• **WRITTEN EXERCISE**
Please output every line of the material as it stands, without the pictures.

• **RECORD EXCERPTS**
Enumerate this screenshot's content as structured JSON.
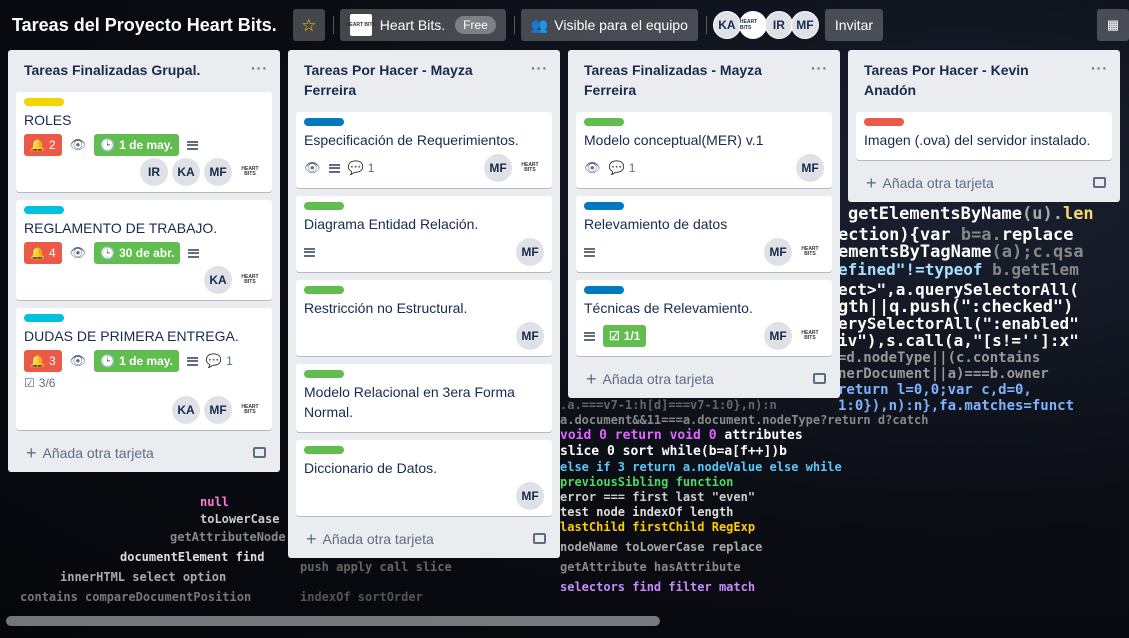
{
  "header": {
    "title": "Tareas del Proyecto Heart Bits.",
    "team_logo_text": "HEART BITS",
    "team_name": "Heart Bits.",
    "plan": "Free",
    "visibility": "Visible para el equipo",
    "members": [
      "KA",
      "IR",
      "MF"
    ],
    "invite_label": "Invitar"
  },
  "lists": [
    {
      "title": "Tareas Finalizadas Grupal.",
      "add_label": "Añada otra tarjeta",
      "cards": [
        {
          "label_color": "#f2d600",
          "title": "ROLES",
          "alerts": "2",
          "due": "1 de may.",
          "members": [
            "IR",
            "KA",
            "MF"
          ]
        },
        {
          "label_color": "#00c2e0",
          "title": "REGLAMENTO DE TRABAJO.",
          "alerts": "4",
          "due": "30 de abr.",
          "members": [
            "KA"
          ]
        },
        {
          "label_color": "#00c2e0",
          "title": "DUDAS DE PRIMERA ENTREGA.",
          "alerts": "3",
          "due": "1 de may.",
          "comments": "1",
          "checklist": "3/6",
          "members": [
            "KA",
            "MF"
          ]
        }
      ]
    },
    {
      "title": "Tareas Por Hacer - Mayza Ferreira",
      "add_label": "Añada otra tarjeta",
      "cards": [
        {
          "label_color": "#0079bf",
          "title": "Especificación de Requerimientos.",
          "comments": "1",
          "members": [
            "MF"
          ]
        },
        {
          "label_color": "#61bd4f",
          "title": "Diagrama Entidad Relación.",
          "members": [
            "MF"
          ]
        },
        {
          "label_color": "#61bd4f",
          "title": "Restricción no Estructural.",
          "members": [
            "MF"
          ]
        },
        {
          "label_color": "#61bd4f",
          "title": "Modelo Relacional en 3era Forma Normal."
        },
        {
          "label_color": "#61bd4f",
          "title": "Diccionario de Datos.",
          "members": [
            "MF"
          ]
        }
      ]
    },
    {
      "title": "Tareas Finalizadas - Mayza Ferreira",
      "add_label": "Añada otra tarjeta",
      "cards": [
        {
          "label_color": "#61bd4f",
          "title": "Modelo conceptual(MER) v.1",
          "comments": "1",
          "members": [
            "MF"
          ]
        },
        {
          "label_color": "#0079bf",
          "title": "Relevamiento de datos",
          "members": [
            "MF"
          ]
        },
        {
          "label_color": "#0079bf",
          "title": "Técnicas de Relevamiento.",
          "checklist": "1/1",
          "members": [
            "MF"
          ]
        }
      ]
    },
    {
      "title": "Tareas Por Hacer - Kevin Anadón",
      "add_label": "Añada otra tarjeta",
      "cards": [
        {
          "label_color": "#eb5a46",
          "title": "Imagen (.ova) del servidor instalado."
        }
      ]
    }
  ],
  "icons": [
    "star-icon",
    "eye-icon",
    "description-icon",
    "comment-icon",
    "alarm-icon",
    "clock-icon",
    "checklist-icon",
    "plus-icon",
    "card-template-icon",
    "calendar-icon",
    "ellipsis-icon"
  ]
}
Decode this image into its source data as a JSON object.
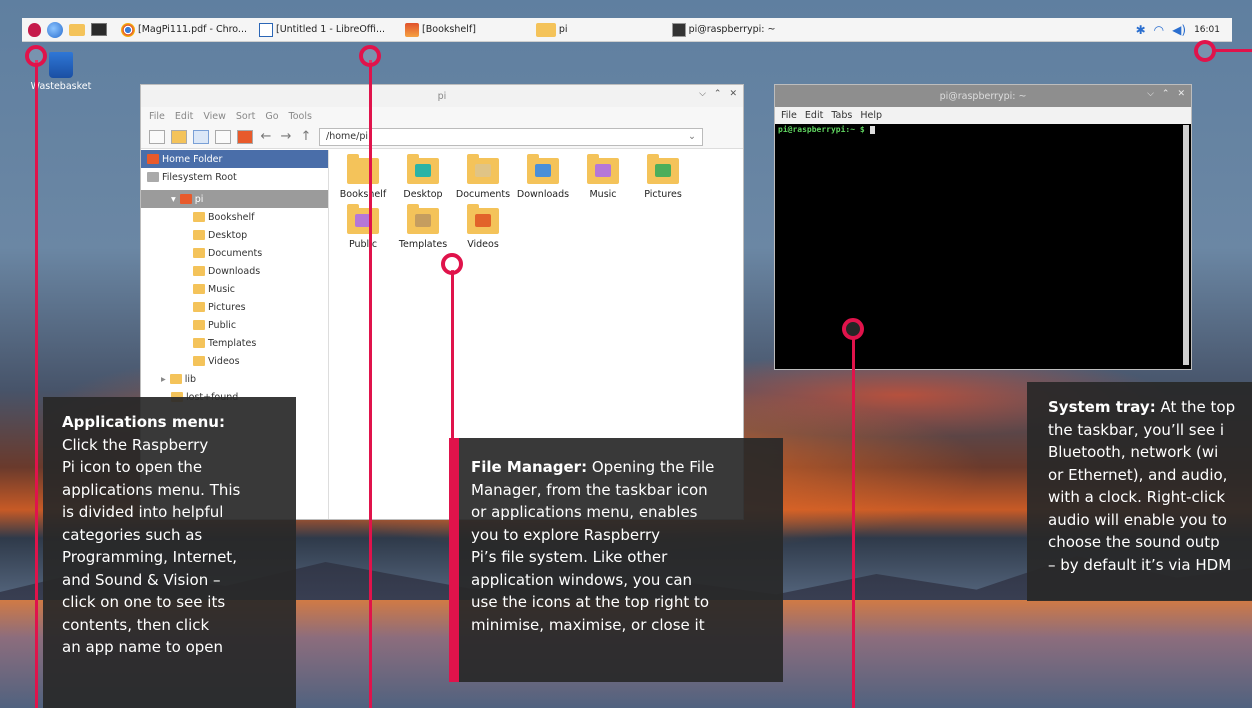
{
  "taskbar": {
    "tasks": [
      {
        "label": "[MagPi111.pdf - Chro..."
      },
      {
        "label": "[Untitled 1 - LibreOffi..."
      },
      {
        "label": "[Bookshelf]"
      },
      {
        "label": "pi"
      },
      {
        "label": "pi@raspberrypi: ~"
      }
    ],
    "clock": "16:01"
  },
  "desktop": {
    "wastebasket_label": "Wastebasket"
  },
  "file_manager": {
    "title": "pi",
    "menu": [
      "File",
      "Edit",
      "View",
      "Sort",
      "Go",
      "Tools"
    ],
    "path": "/home/pi",
    "sidebar": [
      {
        "label": "Home Folder"
      },
      {
        "label": "Filesystem Root"
      },
      {
        "label": "pi"
      },
      {
        "label": "Bookshelf"
      },
      {
        "label": "Desktop"
      },
      {
        "label": "Documents"
      },
      {
        "label": "Downloads"
      },
      {
        "label": "Music"
      },
      {
        "label": "Pictures"
      },
      {
        "label": "Public"
      },
      {
        "label": "Templates"
      },
      {
        "label": "Videos"
      },
      {
        "label": "lib"
      },
      {
        "label": "lost+found"
      }
    ],
    "items": [
      {
        "label": "Bookshelf",
        "color": "#f4c35a"
      },
      {
        "label": "Desktop",
        "color": "#2bb3a6"
      },
      {
        "label": "Documents",
        "color": "#e0c486"
      },
      {
        "label": "Downloads",
        "color": "#4a8fd8"
      },
      {
        "label": "Music",
        "color": "#b577d8"
      },
      {
        "label": "Pictures",
        "color": "#4cae5b"
      },
      {
        "label": "Public",
        "color": "#b577d8"
      },
      {
        "label": "Templates",
        "color": "#c59d5f"
      },
      {
        "label": "Videos",
        "color": "#e2632a"
      }
    ]
  },
  "terminal": {
    "title": "pi@raspberrypi: ~",
    "menu": [
      "File",
      "Edit",
      "Tabs",
      "Help"
    ],
    "prompt": "pi@raspberrypi:~ $"
  },
  "callouts": {
    "apps": {
      "heading": "Applications menu:",
      "body": "Click the Raspberry\nPi icon to open the\napplications menu. This\nis divided into helpful\ncategories such as\nProgramming, Internet,\nand Sound & Vision –\nclick on one to see its\ncontents, then click\nan app name to open"
    },
    "fm": {
      "heading": "File Manager:",
      "body": "Opening the File\nManager, from the taskbar icon\nor applications menu, enables\nyou to explore Raspberry\nPi’s file system. Like other\napplication windows, you can\nuse the icons at the top right to\nminimise, maximise, or close it"
    },
    "tray": {
      "heading": "System tray:",
      "body": "At the top\nthe taskbar, you’ll see i\nBluetooth, network (wi\nor Ethernet), and audio,\nwith a clock. Right-click\naudio will enable you to\nchoose the sound outp\n– by default it’s via HDM"
    }
  },
  "colors": {
    "accent": "#e0134b",
    "callout_bg": "#282828"
  }
}
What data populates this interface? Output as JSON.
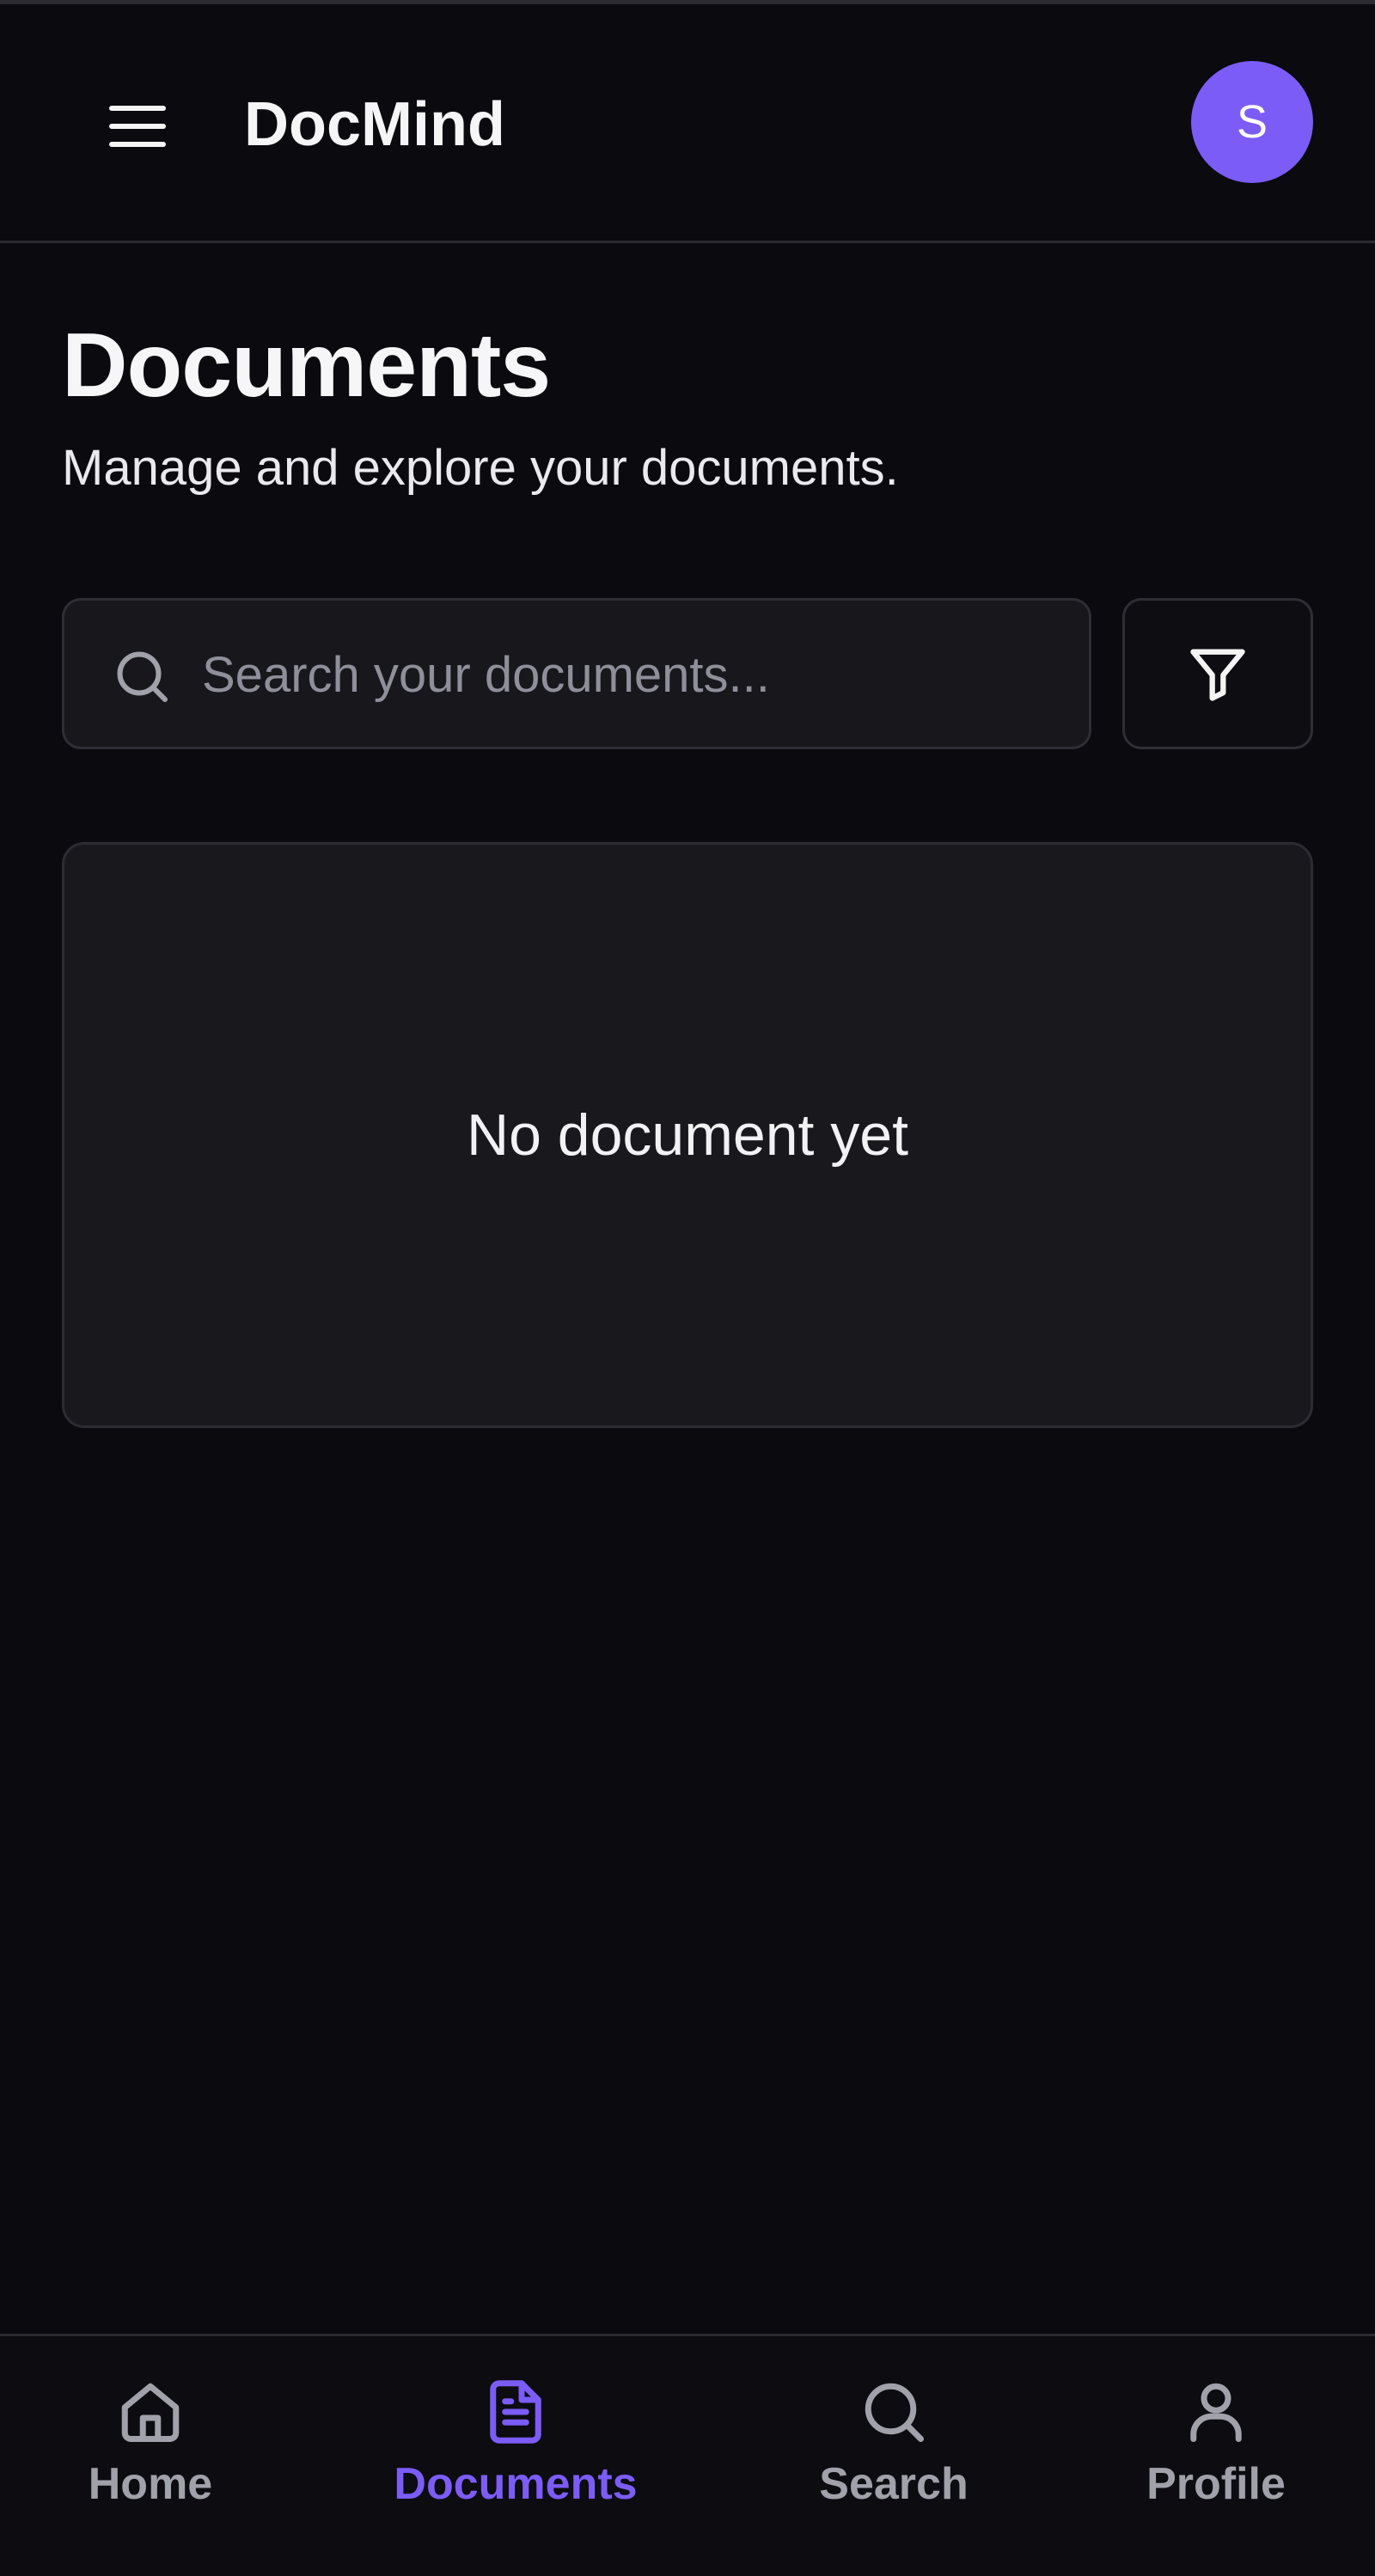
{
  "app": {
    "title": "DocMind",
    "avatar_initial": "S",
    "accent_color": "#7c5cf6",
    "background_color": "#0a0a0f"
  },
  "header": {
    "menu_icon": "hamburger-menu-icon"
  },
  "page": {
    "title": "Documents",
    "subtitle": "Manage and explore your documents."
  },
  "search": {
    "placeholder": "Search your documents...",
    "value": "",
    "icon": "search-icon"
  },
  "filter": {
    "icon": "filter-icon"
  },
  "empty_state": {
    "text": "No document yet"
  },
  "bottom_nav": {
    "items": [
      {
        "label": "Home",
        "icon": "home-icon",
        "active": false
      },
      {
        "label": "Documents",
        "icon": "document-icon",
        "active": true
      },
      {
        "label": "Search",
        "icon": "search-icon",
        "active": false
      },
      {
        "label": "Profile",
        "icon": "user-icon",
        "active": false
      }
    ]
  }
}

• **RESULT BELOW**
Enumerate this screenshot's content as structured JSON.
{
  "header": {
    "title": "Tareas del Proyecto Heart Bits.",
    "team_logo_text": "HEART BITS",
    "team_name": "Heart Bits.",
    "plan": "Free",
    "visibility": "Visible para el equipo",
    "members": [
      "KA",
      "IR",
      "MF"
    ],
    "invite_label": "Invitar"
  },
  "lists": [
    {
      "title": "Tareas Finalizadas Grupal.",
      "add_label": "Añada otra tarjeta",
      "cards": [
        {
          "label_color": "#f2d600",
          "title": "ROLES",
          "alerts": "2",
          "due": "1 de may.",
          "members": [
            "IR",
            "KA",
            "MF"
          ]
        },
        {
          "label_color": "#00c2e0",
          "title": "REGLAMENTO DE TRABAJO.",
          "alerts": "4",
          "due": "30 de abr.",
          "members": [
            "KA"
          ]
        },
        {
          "label_color": "#00c2e0",
          "title": "DUDAS DE PRIMERA ENTREGA.",
          "alerts": "3",
          "due": "1 de may.",
          "comments": "1",
          "checklist": "3/6",
          "members": [
            "KA",
            "MF"
          ]
        }
      ]
    },
    {
      "title": "Tareas Por Hacer - Mayza Ferreira",
      "add_label": "Añada otra tarjeta",
      "cards": [
        {
          "label_color": "#0079bf",
          "title": "Especificación de Requerimientos.",
          "comments": "1",
          "members": [
            "MF"
          ]
        },
        {
          "label_color": "#61bd4f",
          "title": "Diagrama Entidad Relación.",
          "members": [
            "MF"
          ]
        },
        {
          "label_color": "#61bd4f",
          "title": "Restricción no Estructural.",
          "members": [
            "MF"
          ]
        },
        {
          "label_color": "#61bd4f",
          "title": "Modelo Relacional en 3era Forma Normal."
        },
        {
          "label_color": "#61bd4f",
          "title": "Diccionario de Datos.",
          "members": [
            "MF"
          ]
        }
      ]
    },
    {
      "title": "Tareas Finalizadas - Mayza Ferreira",
      "add_label": "Añada otra tarjeta",
      "cards": [
        {
          "label_color": "#61bd4f",
          "title": "Modelo conceptual(MER) v.1",
          "comments": "1",
          "members": [
            "MF"
          ]
        },
        {
          "label_color": "#0079bf",
          "title": "Relevamiento de datos",
          "members": [
            "MF"
          ]
        },
        {
          "label_color": "#0079bf",
          "title": "Técnicas de Relevamiento.",
          "checklist": "1/1",
          "members": [
            "MF"
          ]
        }
      ]
    },
    {
      "title": "Tareas Por Hacer - Kevin Anadón",
      "add_label": "Añada otra tarjeta",
      "cards": [
        {
          "label_color": "#eb5a46",
          "title": "Imagen (.ova) del servidor instalado."
        }
      ]
    }
  ],
  "icons": [
    "star-icon",
    "eye-icon",
    "description-icon",
    "comment-icon",
    "alarm-icon",
    "clock-icon",
    "checklist-icon",
    "plus-icon",
    "card-template-icon",
    "calendar-icon",
    "ellipsis-icon"
  ]
}
Decode this image into its source data as a JSON object.
{
  "taskbar": {
    "tasks": [
      {
        "label": "[MagPi111.pdf - Chro..."
      },
      {
        "label": "[Untitled 1 - LibreOffi..."
      },
      {
        "label": "[Bookshelf]"
      },
      {
        "label": "pi"
      },
      {
        "label": "pi@raspberrypi: ~"
      }
    ],
    "clock": "16:01"
  },
  "desktop": {
    "wastebasket_label": "Wastebasket"
  },
  "file_manager": {
    "title": "pi",
    "menu": [
      "File",
      "Edit",
      "View",
      "Sort",
      "Go",
      "Tools"
    ],
    "path": "/home/pi",
    "sidebar": [
      {
        "label": "Home Folder"
      },
      {
        "label": "Filesystem Root"
      },
      {
        "label": "pi"
      },
      {
        "label": "Bookshelf"
      },
      {
        "label": "Desktop"
      },
      {
        "label": "Documents"
      },
      {
        "label": "Downloads"
      },
      {
        "label": "Music"
      },
      {
        "label": "Pictures"
      },
      {
        "label": "Public"
      },
      {
        "label": "Templates"
      },
      {
        "label": "Videos"
      },
      {
        "label": "lib"
      },
      {
        "label": "lost+found"
      }
    ],
    "items": [
      {
        "label": "Bookshelf",
        "color": "#f4c35a"
      },
      {
        "label": "Desktop",
        "color": "#2bb3a6"
      },
      {
        "label": "Documents",
        "color": "#e0c486"
      },
      {
        "label": "Downloads",
        "color": "#4a8fd8"
      },
      {
        "label": "Music",
        "color": "#b577d8"
      },
      {
        "label": "Pictures",
        "color": "#4cae5b"
      },
      {
        "label": "Public",
        "color": "#b577d8"
      },
      {
        "label": "Templates",
        "color": "#c59d5f"
      },
      {
        "label": "Videos",
        "color": "#e2632a"
      }
    ]
  },
  "terminal": {
    "title": "pi@raspberrypi: ~",
    "menu": [
      "File",
      "Edit",
      "Tabs",
      "Help"
    ],
    "prompt": "pi@raspberrypi:~ $"
  },
  "callouts": {
    "apps": {
      "heading": "Applications menu:",
      "body": "Click the Raspberry\nPi icon to open the\napplications menu. This\nis divided into helpful\ncategories such as\nProgramming, Internet,\nand Sound & Vision –\nclick on one to see its\ncontents, then click\nan app name to open"
    },
    "fm": {
      "heading": "File Manager:",
      "body": "Opening the File\nManager, from the taskbar icon\nor applications menu, enables\nyou to explore Raspberry\nPi’s file system. Like other\napplication windows, you can\nuse the icons at the top right to\nminimise, maximise, or close it"
    },
    "tray": {
      "heading": "System tray:",
      "body": "At the top\nthe taskbar, you’ll see i\nBluetooth, network (wi\nor Ethernet), and audio,\nwith a clock. Right-click\naudio will enable you to\nchoose the sound outp\n– by default it’s via HDM"
    }
  },
  "colors": {
    "accent": "#e0134b",
    "callout_bg": "#282828"
  }
}
What data populates this interface? Output as JSON.
{
  "app": {
    "title": "DocMind",
    "avatar_initial": "S",
    "accent_color": "#7c5cf6",
    "background_color": "#0a0a0f"
  },
  "header": {
    "menu_icon": "hamburger-menu-icon"
  },
  "page": {
    "title": "Documents",
    "subtitle": "Manage and explore your documents."
  },
  "search": {
    "placeholder": "Search your documents...",
    "value": "",
    "icon": "search-icon"
  },
  "filter": {
    "icon": "filter-icon"
  },
  "empty_state": {
    "text": "No document yet"
  },
  "bottom_nav": {
    "items": [
      {
        "label": "Home",
        "icon": "home-icon",
        "active": false
      },
      {
        "label": "Documents",
        "icon": "document-icon",
        "active": true
      },
      {
        "label": "Search",
        "icon": "search-icon",
        "active": false
      },
      {
        "label": "Profile",
        "icon": "user-icon",
        "active": false
      }
    ]
  }
}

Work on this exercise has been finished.